Siendo
Jesús el hijo más perfecto, el mejor hijo que haya existido, sintió con dolor
amarguísimo la repercusión de los terribles dolores que su amadísima Madre tuvo
que sufrir durante toda su vida, principalmente en los días de su Pasión. Los
dolores de Jesús eran los de María, y los de María eran los de Jesús.
Llegado el día de su acerba Pasión, Nuestro
Señor, obediente hasta la muerte a su Santa Madre lo mismo que a su Padre
celestial, pidió a la Santísima Virgen, en común sentir de los Santos,
consentimiento para llevar a cabo su sangriento sacrificio, y Ella se lo dio
con un amor y un dolor inconcebibles. Jesús le dio a conocer sus futuros
sufrimientos, y le pidió que en ellos le acompañara en espíritu y en cuerpo.
Así, pues, María
ofreció su Corazón, y Jesús entregó su cuerpo; y de esta suerte la Madre tuvo
que sufrir en su Corazón todos los tormentos de su Hijo, y el Hijo tuvo que
sufrir a la vez torturas inconcebibles en su cuerpo, y en su sagrado Corazón
las del Corazón de su Madre.

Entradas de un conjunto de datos
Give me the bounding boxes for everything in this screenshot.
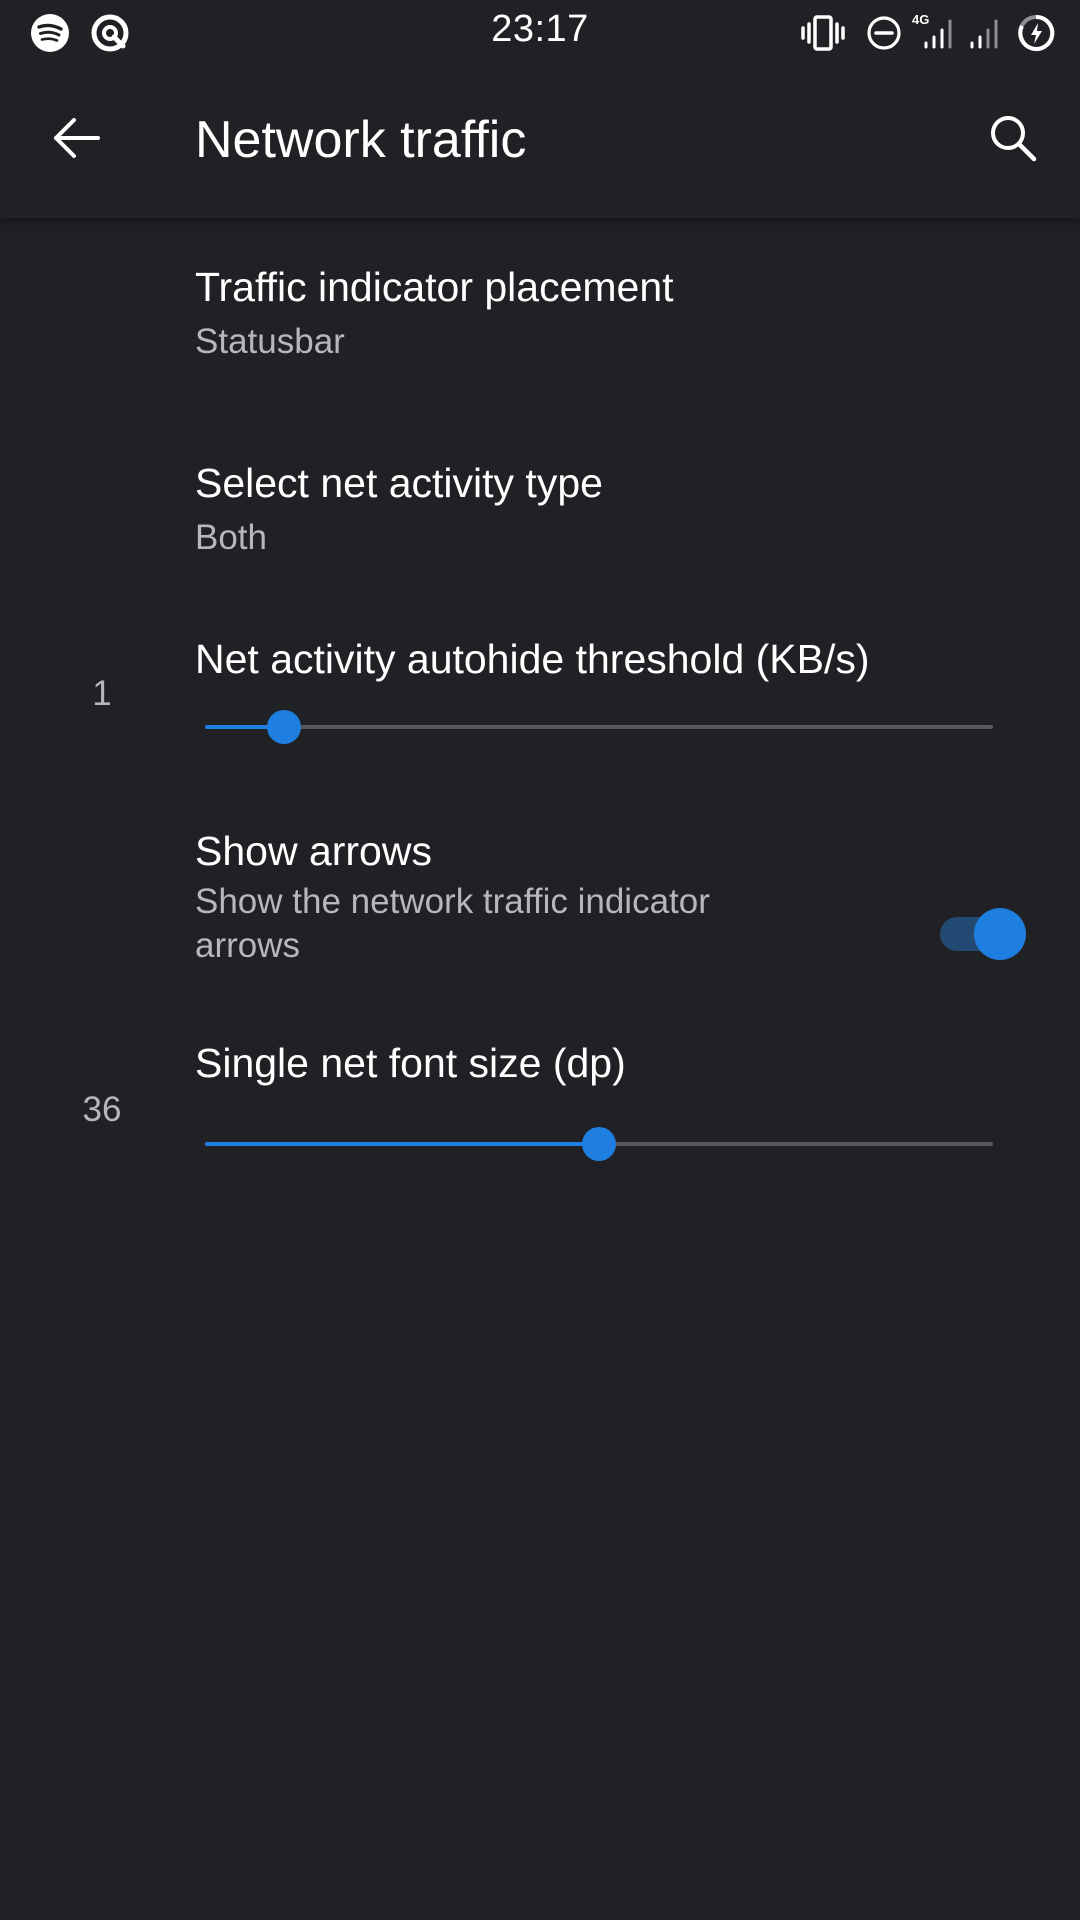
arrow-back-icon <box>50 112 102 169</box>
pref-title: Traffic indicator placement <box>195 264 674 310</box>
pref-show-arrows[interactable]: Show arrows Show the network traffic ind… <box>0 790 1080 1030</box>
pref-traffic-indicator-placement[interactable]: Traffic indicator placement Statusbar <box>0 218 1080 414</box>
pref-summary: Statusbar <box>195 322 345 361</box>
show-arrows-switch[interactable] <box>940 905 1030 960</box>
signal-icon-2 <box>966 13 1006 53</box>
pref-autohide-threshold: Net activity autohide threshold (KB/s) 1 <box>0 610 1080 790</box>
pref-single-net-font-size: Single net font size (dp) 36 <box>0 1030 1080 1210</box>
seekbar-thumb[interactable] <box>582 1127 616 1161</box>
vibrate-icon <box>800 13 846 53</box>
app-bar: Network traffic <box>0 66 1080 218</box>
pref-title: Single net font size (dp) <box>195 1040 626 1086</box>
preference-list: Traffic indicator placement Statusbar Se… <box>0 218 1080 1920</box>
pref-net-activity-type[interactable]: Select net activity type Both <box>0 414 1080 610</box>
seekbar-value: 36 <box>82 1090 122 1129</box>
signal-icon <box>920 13 960 53</box>
pref-title: Select net activity type <box>195 460 603 506</box>
seekbar-progress <box>205 1142 599 1146</box>
do-not-disturb-icon <box>864 13 904 53</box>
pref-title: Show arrows <box>195 828 432 874</box>
page-title: Network traffic <box>195 111 527 169</box>
search-icon <box>987 112 1039 169</box>
font-size-seekbar[interactable] <box>205 1127 993 1161</box>
autohide-seekbar[interactable] <box>205 710 993 744</box>
battery-charging-icon <box>1016 13 1056 53</box>
back-button[interactable] <box>36 100 116 180</box>
seekbar-thumb[interactable] <box>266 710 301 744</box>
pref-summary: Show the network traffic indicator arrow… <box>195 882 710 965</box>
switch-thumb <box>974 908 1026 960</box>
pref-title: Net activity autohide threshold (KB/s) <box>195 636 870 682</box>
pref-summary: Both <box>195 518 267 557</box>
search-button[interactable] <box>973 100 1053 180</box>
seekbar-value: 1 <box>92 674 112 713</box>
status-bar: 23:17 4G <box>0 0 1080 66</box>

**Instrucciones a seguir:** En el texto sobre los dolores de Jesús y María, ¿qué ofreció María y qué entregó Jesús?

**Solución:** María ofreció su Corazón y Jesús entregó su cuerpo.